**WHAT THIS TASK INVOLVES**:
Copy each line of the listing below exactly.

**Collection entries**:
*-*-*

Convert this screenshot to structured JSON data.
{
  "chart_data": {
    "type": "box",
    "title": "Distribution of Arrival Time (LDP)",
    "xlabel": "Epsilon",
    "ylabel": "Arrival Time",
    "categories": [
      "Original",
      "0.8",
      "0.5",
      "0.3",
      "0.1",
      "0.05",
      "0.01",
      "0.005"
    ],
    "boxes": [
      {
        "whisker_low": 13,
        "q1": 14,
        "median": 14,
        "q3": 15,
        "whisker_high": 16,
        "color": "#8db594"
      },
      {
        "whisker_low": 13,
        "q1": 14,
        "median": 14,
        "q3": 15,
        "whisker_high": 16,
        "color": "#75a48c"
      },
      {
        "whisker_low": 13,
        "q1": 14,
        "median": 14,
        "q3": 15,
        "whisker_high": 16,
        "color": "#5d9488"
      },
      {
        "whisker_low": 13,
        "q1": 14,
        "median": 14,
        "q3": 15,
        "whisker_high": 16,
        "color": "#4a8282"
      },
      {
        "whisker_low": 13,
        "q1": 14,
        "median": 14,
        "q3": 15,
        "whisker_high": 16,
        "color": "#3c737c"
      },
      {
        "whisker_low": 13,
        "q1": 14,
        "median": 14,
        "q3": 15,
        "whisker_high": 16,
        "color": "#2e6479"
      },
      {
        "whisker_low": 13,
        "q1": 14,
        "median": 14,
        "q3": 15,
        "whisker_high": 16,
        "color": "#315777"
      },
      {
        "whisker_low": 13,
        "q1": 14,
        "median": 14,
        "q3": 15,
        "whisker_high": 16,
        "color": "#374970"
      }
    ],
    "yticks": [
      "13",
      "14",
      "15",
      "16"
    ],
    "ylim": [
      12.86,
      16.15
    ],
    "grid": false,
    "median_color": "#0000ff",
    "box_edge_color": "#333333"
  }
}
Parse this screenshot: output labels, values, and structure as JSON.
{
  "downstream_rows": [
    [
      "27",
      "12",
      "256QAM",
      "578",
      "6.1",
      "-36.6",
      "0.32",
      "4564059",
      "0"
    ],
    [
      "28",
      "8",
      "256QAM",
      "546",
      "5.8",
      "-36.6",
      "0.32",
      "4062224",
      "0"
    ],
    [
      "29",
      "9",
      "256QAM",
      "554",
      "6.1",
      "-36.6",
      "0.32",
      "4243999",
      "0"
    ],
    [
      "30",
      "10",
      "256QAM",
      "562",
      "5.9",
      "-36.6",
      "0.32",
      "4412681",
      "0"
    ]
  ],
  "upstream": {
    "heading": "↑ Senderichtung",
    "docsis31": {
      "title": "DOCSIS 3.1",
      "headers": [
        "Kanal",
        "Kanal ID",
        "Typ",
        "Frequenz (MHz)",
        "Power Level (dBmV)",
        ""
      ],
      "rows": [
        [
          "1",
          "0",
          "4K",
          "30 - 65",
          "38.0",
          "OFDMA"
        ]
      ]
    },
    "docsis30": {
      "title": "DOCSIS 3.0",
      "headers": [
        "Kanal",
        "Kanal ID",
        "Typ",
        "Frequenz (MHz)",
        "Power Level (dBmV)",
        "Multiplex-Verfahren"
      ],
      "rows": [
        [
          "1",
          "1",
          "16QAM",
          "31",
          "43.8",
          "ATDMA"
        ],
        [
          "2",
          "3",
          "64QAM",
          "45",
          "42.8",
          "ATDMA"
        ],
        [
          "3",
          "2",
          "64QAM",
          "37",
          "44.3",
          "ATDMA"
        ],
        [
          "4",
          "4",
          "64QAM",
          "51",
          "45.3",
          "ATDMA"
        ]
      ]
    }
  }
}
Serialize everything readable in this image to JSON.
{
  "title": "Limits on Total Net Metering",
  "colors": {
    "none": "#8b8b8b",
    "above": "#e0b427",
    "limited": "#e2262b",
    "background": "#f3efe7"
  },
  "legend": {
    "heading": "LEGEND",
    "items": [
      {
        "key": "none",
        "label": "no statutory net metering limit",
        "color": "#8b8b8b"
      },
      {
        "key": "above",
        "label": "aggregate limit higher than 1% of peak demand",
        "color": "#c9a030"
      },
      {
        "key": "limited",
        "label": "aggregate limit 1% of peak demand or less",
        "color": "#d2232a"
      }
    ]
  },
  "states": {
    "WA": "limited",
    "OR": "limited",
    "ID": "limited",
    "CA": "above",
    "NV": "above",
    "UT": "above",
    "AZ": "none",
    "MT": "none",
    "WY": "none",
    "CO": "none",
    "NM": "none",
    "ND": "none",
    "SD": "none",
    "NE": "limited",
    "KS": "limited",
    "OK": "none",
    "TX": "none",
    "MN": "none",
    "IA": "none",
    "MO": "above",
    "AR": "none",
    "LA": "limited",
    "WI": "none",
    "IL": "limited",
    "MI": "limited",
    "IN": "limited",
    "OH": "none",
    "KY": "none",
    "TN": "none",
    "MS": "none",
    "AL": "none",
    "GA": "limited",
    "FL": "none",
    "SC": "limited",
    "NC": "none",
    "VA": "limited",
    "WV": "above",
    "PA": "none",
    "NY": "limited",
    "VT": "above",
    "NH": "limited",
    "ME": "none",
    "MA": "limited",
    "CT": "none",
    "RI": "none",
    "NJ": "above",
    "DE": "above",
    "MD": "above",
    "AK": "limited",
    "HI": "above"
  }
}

*-*-*

**THE RESPONSE**:
Convert this screenshot to structured JSON data.
{
  "chart_data": {
    "type": "box",
    "title": "Distribution of Arrival Time (LDP)",
    "xlabel": "Epsilon",
    "ylabel": "Arrival Time",
    "categories": [
      "Original",
      "0.8",
      "0.5",
      "0.3",
      "0.1",
      "0.05",
      "0.01",
      "0.005"
    ],
    "boxes": [
      {
        "whisker_low": 13,
        "q1": 14,
        "median": 14,
        "q3": 15,
        "whisker_high": 16,
        "color": "#8db594"
      },
      {
        "whisker_low": 13,
        "q1": 14,
        "median": 14,
        "q3": 15,
        "whisker_high": 16,
        "color": "#75a48c"
      },
      {
        "whisker_low": 13,
        "q1": 14,
        "median": 14,
        "q3": 15,
        "whisker_high": 16,
        "color": "#5d9488"
      },
      {
        "whisker_low": 13,
        "q1": 14,
        "median": 14,
        "q3": 15,
        "whisker_high": 16,
        "color": "#4a8282"
      },
      {
        "whisker_low": 13,
        "q1": 14,
        "median": 14,
        "q3": 15,
        "whisker_high": 16,
        "color": "#3c737c"
      },
      {
        "whisker_low": 13,
        "q1": 14,
        "median": 14,
        "q3": 15,
        "whisker_high": 16,
        "color": "#2e6479"
      },
      {
        "whisker_low": 13,
        "q1": 14,
        "median": 14,
        "q3": 15,
        "whisker_high": 16,
        "color": "#315777"
      },
      {
        "whisker_low": 13,
        "q1": 14,
        "median": 14,
        "q3": 15,
        "whisker_high": 16,
        "color": "#374970"
      }
    ],
    "yticks": [
      "13",
      "14",
      "15",
      "16"
    ],
    "ylim": [
      12.86,
      16.15
    ],
    "grid": false,
    "median_color": "#0000ff",
    "box_edge_color": "#333333"
  }
}
Parse this screenshot: output labels, values, and structure as JSON.
{
  "downstream_rows": [
    [
      "27",
      "12",
      "256QAM",
      "578",
      "6.1",
      "-36.6",
      "0.32",
      "4564059",
      "0"
    ],
    [
      "28",
      "8",
      "256QAM",
      "546",
      "5.8",
      "-36.6",
      "0.32",
      "4062224",
      "0"
    ],
    [
      "29",
      "9",
      "256QAM",
      "554",
      "6.1",
      "-36.6",
      "0.32",
      "4243999",
      "0"
    ],
    [
      "30",
      "10",
      "256QAM",
      "562",
      "5.9",
      "-36.6",
      "0.32",
      "4412681",
      "0"
    ]
  ],
  "upstream": {
    "heading": "↑ Senderichtung",
    "docsis31": {
      "title": "DOCSIS 3.1",
      "headers": [
        "Kanal",
        "Kanal ID",
        "Typ",
        "Frequenz (MHz)",
        "Power Level (dBmV)",
        ""
      ],
      "rows": [
        [
          "1",
          "0",
          "4K",
          "30 - 65",
          "38.0",
          "OFDMA"
        ]
      ]
    },
    "docsis30": {
      "title": "DOCSIS 3.0",
      "headers": [
        "Kanal",
        "Kanal ID",
        "Typ",
        "Frequenz (MHz)",
        "Power Level (dBmV)",
        "Multiplex-Verfahren"
      ],
      "rows": [
        [
          "1",
          "1",
          "16QAM",
          "31",
          "43.8",
          "ATDMA"
        ],
        [
          "2",
          "3",
          "64QAM",
          "45",
          "42.8",
          "ATDMA"
        ],
        [
          "3",
          "2",
          "64QAM",
          "37",
          "44.3",
          "ATDMA"
        ],
        [
          "4",
          "4",
          "64QAM",
          "51",
          "45.3",
          "ATDMA"
        ]
      ]
    }
  }
}
Serialize everything readable in this image to JSON.
{
  "title": "Limits on Total Net Metering",
  "colors": {
    "none": "#8b8b8b",
    "above": "#e0b427",
    "limited": "#e2262b",
    "background": "#f3efe7"
  },
  "legend": {
    "heading": "LEGEND",
    "items": [
      {
        "key": "none",
        "label": "no statutory net metering limit",
        "color": "#8b8b8b"
      },
      {
        "key": "above",
        "label": "aggregate limit higher than 1% of peak demand",
        "color": "#c9a030"
      },
      {
        "key": "limited",
        "label": "aggregate limit 1% of peak demand or less",
        "color": "#d2232a"
      }
    ]
  },
  "states": {
    "WA": "limited",
    "OR": "limited",
    "ID": "limited",
    "CA": "above",
    "NV": "above",
    "UT": "above",
    "AZ": "none",
    "MT": "none",
    "WY": "none",
    "CO": "none",
    "NM": "none",
    "ND": "none",
    "SD": "none",
    "NE": "limited",
    "KS": "limited",
    "OK": "none",
    "TX": "none",
    "MN": "none",
    "IA": "none",
    "MO": "above",
    "AR": "none",
    "LA": "limited",
    "WI": "none",
    "IL": "limited",
    "MI": "limited",
    "IN": "limited",
    "OH": "none",
    "KY": "none",
    "TN": "none",
    "MS": "none",
    "AL": "none",
    "GA": "limited",
    "FL": "none",
    "SC": "limited",
    "NC": "none",
    "VA": "limited",
    "WV": "above",
    "PA": "none",
    "NY": "limited",
    "VT": "above",
    "NH": "limited",
    "ME": "none",
    "MA": "limited",
    "CT": "none",
    "RI": "none",
    "NJ": "above",
    "DE": "above",
    "MD": "above",
    "AK": "limited",
    "HI": "above"
  }
}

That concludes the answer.